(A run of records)
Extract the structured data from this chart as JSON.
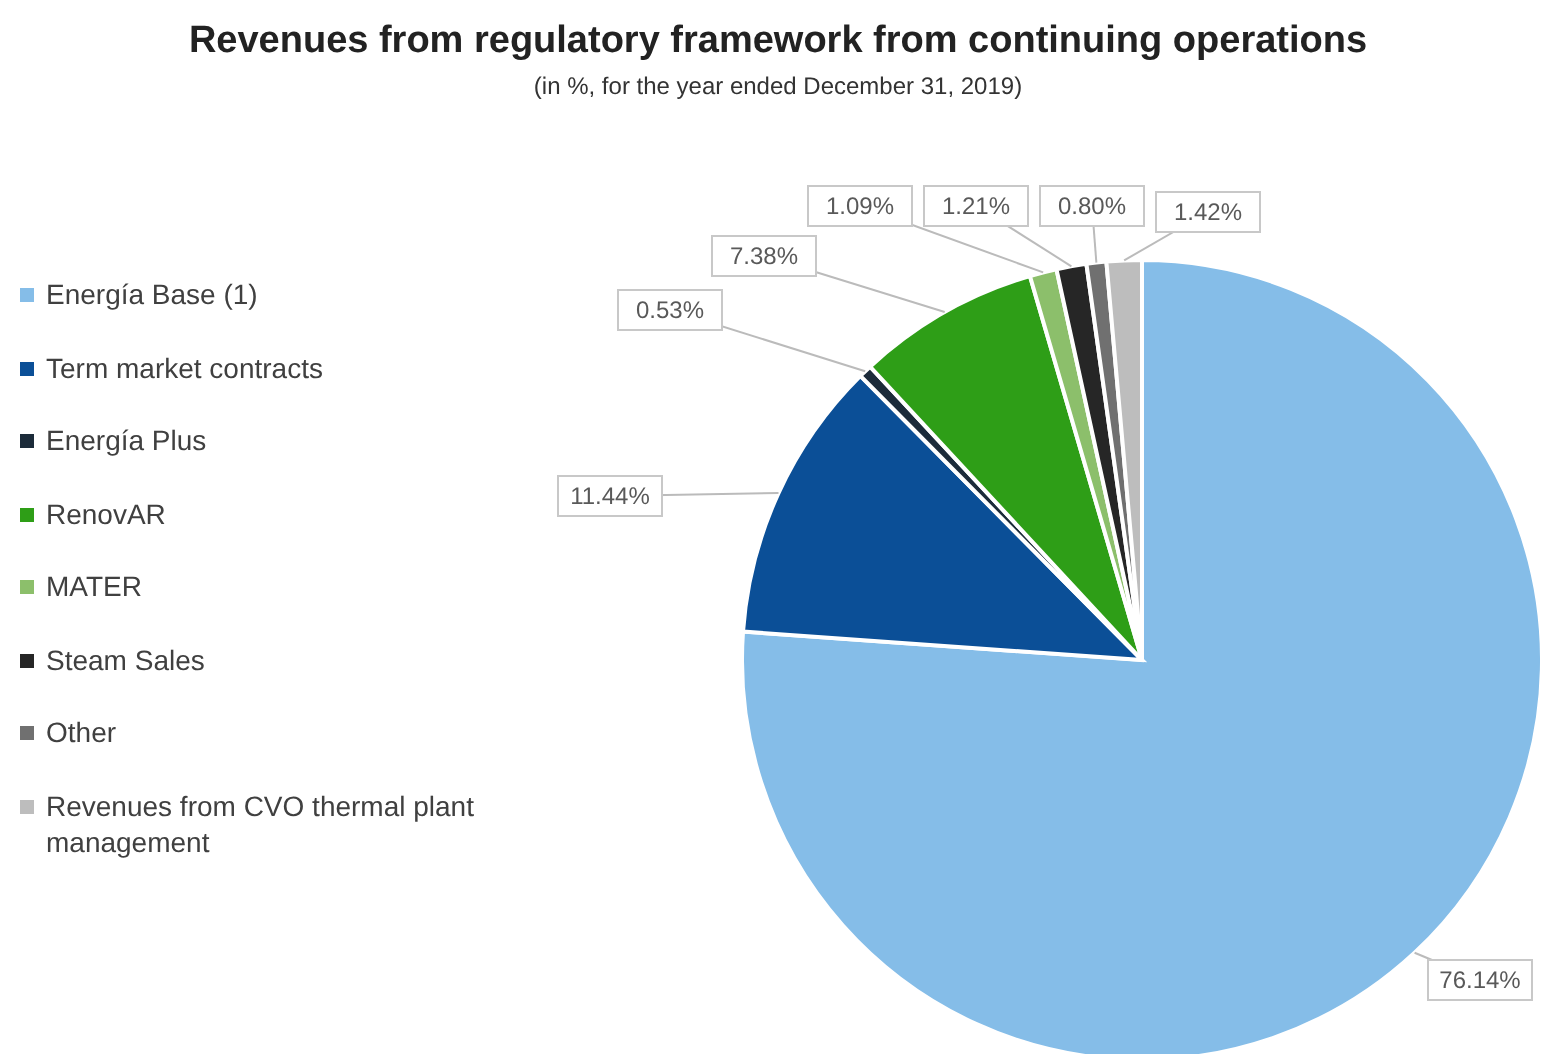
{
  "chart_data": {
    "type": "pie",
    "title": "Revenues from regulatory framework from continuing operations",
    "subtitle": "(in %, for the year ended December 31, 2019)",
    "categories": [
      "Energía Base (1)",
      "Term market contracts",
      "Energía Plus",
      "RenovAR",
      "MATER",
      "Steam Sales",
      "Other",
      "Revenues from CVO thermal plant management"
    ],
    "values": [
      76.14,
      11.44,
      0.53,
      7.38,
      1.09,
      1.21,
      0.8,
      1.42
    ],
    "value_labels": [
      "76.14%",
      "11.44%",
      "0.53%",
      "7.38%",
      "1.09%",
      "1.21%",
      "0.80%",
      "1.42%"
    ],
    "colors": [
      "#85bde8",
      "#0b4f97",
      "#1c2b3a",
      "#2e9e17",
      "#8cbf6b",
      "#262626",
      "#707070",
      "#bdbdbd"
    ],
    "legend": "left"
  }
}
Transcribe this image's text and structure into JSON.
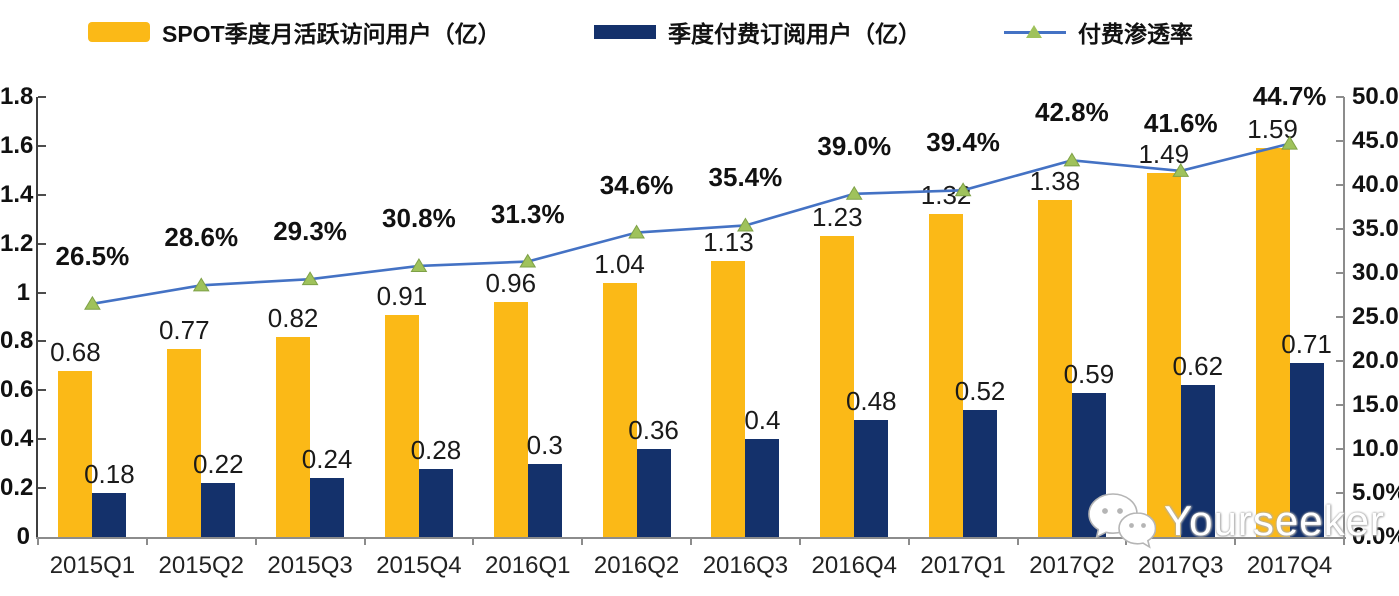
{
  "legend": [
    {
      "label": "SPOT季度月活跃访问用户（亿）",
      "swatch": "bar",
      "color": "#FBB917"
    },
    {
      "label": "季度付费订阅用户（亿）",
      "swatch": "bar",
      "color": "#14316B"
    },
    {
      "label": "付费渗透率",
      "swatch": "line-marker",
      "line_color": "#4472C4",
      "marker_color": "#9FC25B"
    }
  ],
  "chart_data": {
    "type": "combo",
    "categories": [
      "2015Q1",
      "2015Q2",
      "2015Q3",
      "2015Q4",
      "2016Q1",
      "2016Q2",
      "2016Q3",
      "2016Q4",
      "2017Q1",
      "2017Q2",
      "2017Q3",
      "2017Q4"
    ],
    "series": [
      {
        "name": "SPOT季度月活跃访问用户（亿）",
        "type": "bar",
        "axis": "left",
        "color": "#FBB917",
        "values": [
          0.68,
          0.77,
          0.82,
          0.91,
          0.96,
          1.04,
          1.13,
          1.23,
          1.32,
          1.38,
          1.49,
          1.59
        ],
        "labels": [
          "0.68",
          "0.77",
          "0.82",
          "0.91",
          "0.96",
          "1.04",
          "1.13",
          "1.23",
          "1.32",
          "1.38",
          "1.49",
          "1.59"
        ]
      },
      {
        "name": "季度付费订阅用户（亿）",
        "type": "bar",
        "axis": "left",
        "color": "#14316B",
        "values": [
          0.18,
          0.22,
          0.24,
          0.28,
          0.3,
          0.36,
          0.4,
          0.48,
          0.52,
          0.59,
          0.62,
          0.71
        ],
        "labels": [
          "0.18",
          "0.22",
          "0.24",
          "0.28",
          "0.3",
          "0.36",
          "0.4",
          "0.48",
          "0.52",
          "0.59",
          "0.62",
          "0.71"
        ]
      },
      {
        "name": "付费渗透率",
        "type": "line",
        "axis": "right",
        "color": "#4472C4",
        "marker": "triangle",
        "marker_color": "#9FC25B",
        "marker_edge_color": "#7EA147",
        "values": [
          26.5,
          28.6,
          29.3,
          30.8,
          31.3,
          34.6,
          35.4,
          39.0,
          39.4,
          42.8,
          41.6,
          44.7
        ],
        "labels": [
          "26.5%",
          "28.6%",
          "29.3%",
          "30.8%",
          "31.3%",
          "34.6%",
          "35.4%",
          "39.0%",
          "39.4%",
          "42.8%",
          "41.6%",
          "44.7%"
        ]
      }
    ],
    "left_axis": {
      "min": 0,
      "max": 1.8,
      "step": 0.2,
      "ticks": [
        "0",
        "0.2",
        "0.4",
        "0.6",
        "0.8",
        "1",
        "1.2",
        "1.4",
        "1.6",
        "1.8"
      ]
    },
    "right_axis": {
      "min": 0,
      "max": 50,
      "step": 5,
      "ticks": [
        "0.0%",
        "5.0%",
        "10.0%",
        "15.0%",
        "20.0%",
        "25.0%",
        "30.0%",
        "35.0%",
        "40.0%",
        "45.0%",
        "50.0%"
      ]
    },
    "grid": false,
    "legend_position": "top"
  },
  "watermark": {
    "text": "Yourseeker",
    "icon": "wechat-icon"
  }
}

■ Exercise task
Each line of the data is to be duplicated exactly; pictures stay out of the copy.

■ Task response
Extract the structured data from this chart as JSON.
{
  "chart_data": {
    "type": "pie",
    "title": "Revenues from regulatory framework from continuing operations",
    "subtitle": "(in %, for the year ended December 31, 2019)",
    "categories": [
      "Energía Base (1)",
      "Term market contracts",
      "Energía Plus",
      "RenovAR",
      "MATER",
      "Steam Sales",
      "Other",
      "Revenues from CVO thermal plant management"
    ],
    "values": [
      76.14,
      11.44,
      0.53,
      7.38,
      1.09,
      1.21,
      0.8,
      1.42
    ],
    "value_labels": [
      "76.14%",
      "11.44%",
      "0.53%",
      "7.38%",
      "1.09%",
      "1.21%",
      "0.80%",
      "1.42%"
    ],
    "colors": [
      "#85bde8",
      "#0b4f97",
      "#1c2b3a",
      "#2e9e17",
      "#8cbf6b",
      "#262626",
      "#707070",
      "#bdbdbd"
    ],
    "legend": "left"
  }
}
Transcribe this image's text and structure into JSON.
{
  "legend": [
    {
      "label": "SPOT季度月活跃访问用户（亿）",
      "swatch": "bar",
      "color": "#FBB917"
    },
    {
      "label": "季度付费订阅用户（亿）",
      "swatch": "bar",
      "color": "#14316B"
    },
    {
      "label": "付费渗透率",
      "swatch": "line-marker",
      "line_color": "#4472C4",
      "marker_color": "#9FC25B"
    }
  ],
  "chart_data": {
    "type": "combo",
    "categories": [
      "2015Q1",
      "2015Q2",
      "2015Q3",
      "2015Q4",
      "2016Q1",
      "2016Q2",
      "2016Q3",
      "2016Q4",
      "2017Q1",
      "2017Q2",
      "2017Q3",
      "2017Q4"
    ],
    "series": [
      {
        "name": "SPOT季度月活跃访问用户（亿）",
        "type": "bar",
        "axis": "left",
        "color": "#FBB917",
        "values": [
          0.68,
          0.77,
          0.82,
          0.91,
          0.96,
          1.04,
          1.13,
          1.23,
          1.32,
          1.38,
          1.49,
          1.59
        ],
        "labels": [
          "0.68",
          "0.77",
          "0.82",
          "0.91",
          "0.96",
          "1.04",
          "1.13",
          "1.23",
          "1.32",
          "1.38",
          "1.49",
          "1.59"
        ]
      },
      {
        "name": "季度付费订阅用户（亿）",
        "type": "bar",
        "axis": "left",
        "color": "#14316B",
        "values": [
          0.18,
          0.22,
          0.24,
          0.28,
          0.3,
          0.36,
          0.4,
          0.48,
          0.52,
          0.59,
          0.62,
          0.71
        ],
        "labels": [
          "0.18",
          "0.22",
          "0.24",
          "0.28",
          "0.3",
          "0.36",
          "0.4",
          "0.48",
          "0.52",
          "0.59",
          "0.62",
          "0.71"
        ]
      },
      {
        "name": "付费渗透率",
        "type": "line",
        "axis": "right",
        "color": "#4472C4",
        "marker": "triangle",
        "marker_color": "#9FC25B",
        "marker_edge_color": "#7EA147",
        "values": [
          26.5,
          28.6,
          29.3,
          30.8,
          31.3,
          34.6,
          35.4,
          39.0,
          39.4,
          42.8,
          41.6,
          44.7
        ],
        "labels": [
          "26.5%",
          "28.6%",
          "29.3%",
          "30.8%",
          "31.3%",
          "34.6%",
          "35.4%",
          "39.0%",
          "39.4%",
          "42.8%",
          "41.6%",
          "44.7%"
        ]
      }
    ],
    "left_axis": {
      "min": 0,
      "max": 1.8,
      "step": 0.2,
      "ticks": [
        "0",
        "0.2",
        "0.4",
        "0.6",
        "0.8",
        "1",
        "1.2",
        "1.4",
        "1.6",
        "1.8"
      ]
    },
    "right_axis": {
      "min": 0,
      "max": 50,
      "step": 5,
      "ticks": [
        "0.0%",
        "5.0%",
        "10.0%",
        "15.0%",
        "20.0%",
        "25.0%",
        "30.0%",
        "35.0%",
        "40.0%",
        "45.0%",
        "50.0%"
      ]
    },
    "grid": false,
    "legend_position": "top"
  },
  "watermark": {
    "text": "Yourseeker",
    "icon": "wechat-icon"
  }
}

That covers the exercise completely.